_Exercise_.
Repeat every one of the lines below verbatim, in the same order, without changing any character.

****************

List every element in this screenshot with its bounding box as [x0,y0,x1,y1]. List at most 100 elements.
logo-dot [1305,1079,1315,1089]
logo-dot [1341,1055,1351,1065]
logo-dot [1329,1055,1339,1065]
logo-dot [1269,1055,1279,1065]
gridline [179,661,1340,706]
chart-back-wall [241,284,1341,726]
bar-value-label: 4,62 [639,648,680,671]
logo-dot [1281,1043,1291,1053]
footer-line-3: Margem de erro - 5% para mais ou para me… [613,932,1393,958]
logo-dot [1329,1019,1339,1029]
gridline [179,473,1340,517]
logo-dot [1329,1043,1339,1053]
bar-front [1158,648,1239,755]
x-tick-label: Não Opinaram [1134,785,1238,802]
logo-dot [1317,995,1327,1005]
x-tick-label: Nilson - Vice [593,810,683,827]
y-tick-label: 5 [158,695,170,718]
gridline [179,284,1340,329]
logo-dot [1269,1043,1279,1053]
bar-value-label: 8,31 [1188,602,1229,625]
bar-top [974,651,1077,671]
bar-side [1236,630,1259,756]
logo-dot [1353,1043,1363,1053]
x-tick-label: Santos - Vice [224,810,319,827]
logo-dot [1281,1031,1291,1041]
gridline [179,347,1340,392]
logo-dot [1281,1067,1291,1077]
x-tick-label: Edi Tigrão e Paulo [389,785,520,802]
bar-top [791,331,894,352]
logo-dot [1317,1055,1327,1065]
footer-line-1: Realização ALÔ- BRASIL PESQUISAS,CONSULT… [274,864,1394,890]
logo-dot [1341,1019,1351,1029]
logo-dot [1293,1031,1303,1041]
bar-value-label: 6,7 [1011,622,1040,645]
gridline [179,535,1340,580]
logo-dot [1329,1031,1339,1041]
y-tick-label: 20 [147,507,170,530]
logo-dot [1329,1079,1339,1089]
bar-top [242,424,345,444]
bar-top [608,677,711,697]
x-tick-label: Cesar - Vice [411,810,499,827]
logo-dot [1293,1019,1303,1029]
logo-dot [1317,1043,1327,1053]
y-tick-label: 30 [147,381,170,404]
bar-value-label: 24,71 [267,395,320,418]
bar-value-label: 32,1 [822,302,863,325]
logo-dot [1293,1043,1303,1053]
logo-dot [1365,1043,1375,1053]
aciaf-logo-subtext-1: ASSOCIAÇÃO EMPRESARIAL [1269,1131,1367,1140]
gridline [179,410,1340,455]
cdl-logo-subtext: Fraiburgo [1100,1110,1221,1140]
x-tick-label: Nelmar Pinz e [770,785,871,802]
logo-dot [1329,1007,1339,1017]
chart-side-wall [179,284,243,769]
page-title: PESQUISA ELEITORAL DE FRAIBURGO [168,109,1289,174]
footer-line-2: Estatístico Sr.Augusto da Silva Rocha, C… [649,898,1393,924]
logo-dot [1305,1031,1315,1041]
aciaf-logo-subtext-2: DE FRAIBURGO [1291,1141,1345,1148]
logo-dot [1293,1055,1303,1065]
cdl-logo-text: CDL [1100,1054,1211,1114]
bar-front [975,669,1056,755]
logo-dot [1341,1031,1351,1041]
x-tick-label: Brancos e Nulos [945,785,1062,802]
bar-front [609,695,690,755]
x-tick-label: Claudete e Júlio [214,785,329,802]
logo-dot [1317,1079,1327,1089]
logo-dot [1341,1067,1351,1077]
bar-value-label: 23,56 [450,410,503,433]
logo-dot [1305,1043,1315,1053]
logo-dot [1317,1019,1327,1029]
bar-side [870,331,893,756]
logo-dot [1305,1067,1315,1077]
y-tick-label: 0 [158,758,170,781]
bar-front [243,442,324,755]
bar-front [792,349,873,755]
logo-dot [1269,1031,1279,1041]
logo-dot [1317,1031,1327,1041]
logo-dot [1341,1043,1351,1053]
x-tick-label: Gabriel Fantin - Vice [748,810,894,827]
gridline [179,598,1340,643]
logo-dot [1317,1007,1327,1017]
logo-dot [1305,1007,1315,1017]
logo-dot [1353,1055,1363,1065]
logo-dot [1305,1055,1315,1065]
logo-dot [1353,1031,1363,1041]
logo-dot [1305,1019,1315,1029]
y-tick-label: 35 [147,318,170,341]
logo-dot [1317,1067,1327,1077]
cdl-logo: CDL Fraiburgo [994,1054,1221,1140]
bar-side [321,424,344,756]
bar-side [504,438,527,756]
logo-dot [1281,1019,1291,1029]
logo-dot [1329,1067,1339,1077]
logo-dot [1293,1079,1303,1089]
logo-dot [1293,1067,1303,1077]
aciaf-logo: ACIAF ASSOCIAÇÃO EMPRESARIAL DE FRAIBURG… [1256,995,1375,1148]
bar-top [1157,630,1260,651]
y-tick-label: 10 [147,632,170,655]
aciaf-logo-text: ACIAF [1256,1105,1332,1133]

****************

_Answer for this exercise_.
List every element in this screenshot with its bounding box as [x0,y0,x1,y1]. List at most 100 elements.
logo-dot [1305,1079,1315,1089]
logo-dot [1341,1055,1351,1065]
logo-dot [1329,1055,1339,1065]
logo-dot [1269,1055,1279,1065]
gridline [179,661,1340,706]
chart-back-wall [241,284,1341,726]
bar-value-label: 4,62 [639,648,680,671]
logo-dot [1281,1043,1291,1053]
footer-line-3: Margem de erro - 5% para mais ou para me… [613,932,1393,958]
logo-dot [1329,1019,1339,1029]
gridline [179,473,1340,517]
logo-dot [1329,1043,1339,1053]
bar-front [1158,648,1239,755]
x-tick-label: Não Opinaram [1134,785,1238,802]
logo-dot [1317,995,1327,1005]
x-tick-label: Nilson - Vice [593,810,683,827]
y-tick-label: 5 [158,695,170,718]
gridline [179,284,1340,329]
logo-dot [1269,1043,1279,1053]
bar-value-label: 8,31 [1188,602,1229,625]
bar-top [974,651,1077,671]
bar-side [1236,630,1259,756]
logo-dot [1353,1043,1363,1053]
x-tick-label: Santos - Vice [224,810,319,827]
logo-dot [1281,1031,1291,1041]
gridline [179,347,1340,392]
logo-dot [1281,1067,1291,1077]
x-tick-label: Edi Tigrão e Paulo [389,785,520,802]
bar-top [791,331,894,352]
logo-dot [1317,1055,1327,1065]
footer-line-1: Realização ALÔ- BRASIL PESQUISAS,CONSULT… [274,864,1394,890]
logo-dot [1341,1019,1351,1029]
logo-dot [1293,1031,1303,1041]
bar-value-label: 6,7 [1011,622,1040,645]
gridline [179,535,1340,580]
logo-dot [1329,1031,1339,1041]
y-tick-label: 20 [147,507,170,530]
logo-dot [1329,1079,1339,1089]
bar-top [242,424,345,444]
bar-top [608,677,711,697]
x-tick-label: Cesar - Vice [411,810,499,827]
logo-dot [1293,1019,1303,1029]
logo-dot [1317,1043,1327,1053]
y-tick-label: 30 [147,381,170,404]
bar-value-label: 24,71 [267,395,320,418]
bar-value-label: 32,1 [822,302,863,325]
logo-dot [1293,1043,1303,1053]
logo-dot [1365,1043,1375,1053]
aciaf-logo-subtext-1: ASSOCIAÇÃO EMPRESARIAL [1269,1131,1367,1140]
gridline [179,410,1340,455]
cdl-logo-subtext: Fraiburgo [1100,1110,1221,1140]
x-tick-label: Nelmar Pinz e [770,785,871,802]
logo-dot [1329,1007,1339,1017]
chart-side-wall [179,284,243,769]
page-title: PESQUISA ELEITORAL DE FRAIBURGO [168,109,1289,174]
footer-line-2: Estatístico Sr.Augusto da Silva Rocha, C… [649,898,1393,924]
logo-dot [1305,1031,1315,1041]
aciaf-logo-subtext-2: DE FRAIBURGO [1291,1141,1345,1148]
logo-dot [1293,1055,1303,1065]
cdl-logo-text: CDL [1100,1054,1211,1114]
bar-front [975,669,1056,755]
logo-dot [1341,1031,1351,1041]
x-tick-label: Brancos e Nulos [945,785,1062,802]
bar-front [609,695,690,755]
x-tick-label: Claudete e Júlio [214,785,329,802]
logo-dot [1317,1079,1327,1089]
logo-dot [1341,1067,1351,1077]
bar-value-label: 23,56 [450,410,503,433]
logo-dot [1305,1043,1315,1053]
logo-dot [1317,1019,1327,1029]
bar-side [870,331,893,756]
logo-dot [1305,1067,1315,1077]
y-tick-label: 0 [158,758,170,781]
bar-front [243,442,324,755]
bar-front [792,349,873,755]
logo-dot [1269,1031,1279,1041]
logo-dot [1317,1031,1327,1041]
logo-dot [1341,1043,1351,1053]
x-tick-label: Gabriel Fantin - Vice [748,810,894,827]
gridline [179,598,1340,643]
logo-dot [1317,1007,1327,1017]
logo-dot [1305,1007,1315,1017]
logo-dot [1353,1055,1363,1065]
logo-dot [1305,1055,1315,1065]
logo-dot [1353,1031,1363,1041]
logo-dot [1305,1019,1315,1029]
y-tick-label: 35 [147,318,170,341]
logo-dot [1317,1067,1327,1077]
cdl-logo: CDL Fraiburgo [994,1054,1221,1140]
bar-side [321,424,344,756]
bar-side [504,438,527,756]
logo-dot [1281,1019,1291,1029]
logo-dot [1329,1067,1339,1077]
logo-dot [1293,1079,1303,1089]
logo-dot [1293,1067,1303,1077]
aciaf-logo: ACIAF ASSOCIAÇÃO EMPRESARIAL DE FRAIBURG… [1256,995,1375,1148]
bar-top [1157,630,1260,651]
y-tick-label: 10 [147,632,170,655]
aciaf-logo-text: ACIAF [1256,1105,1332,1133]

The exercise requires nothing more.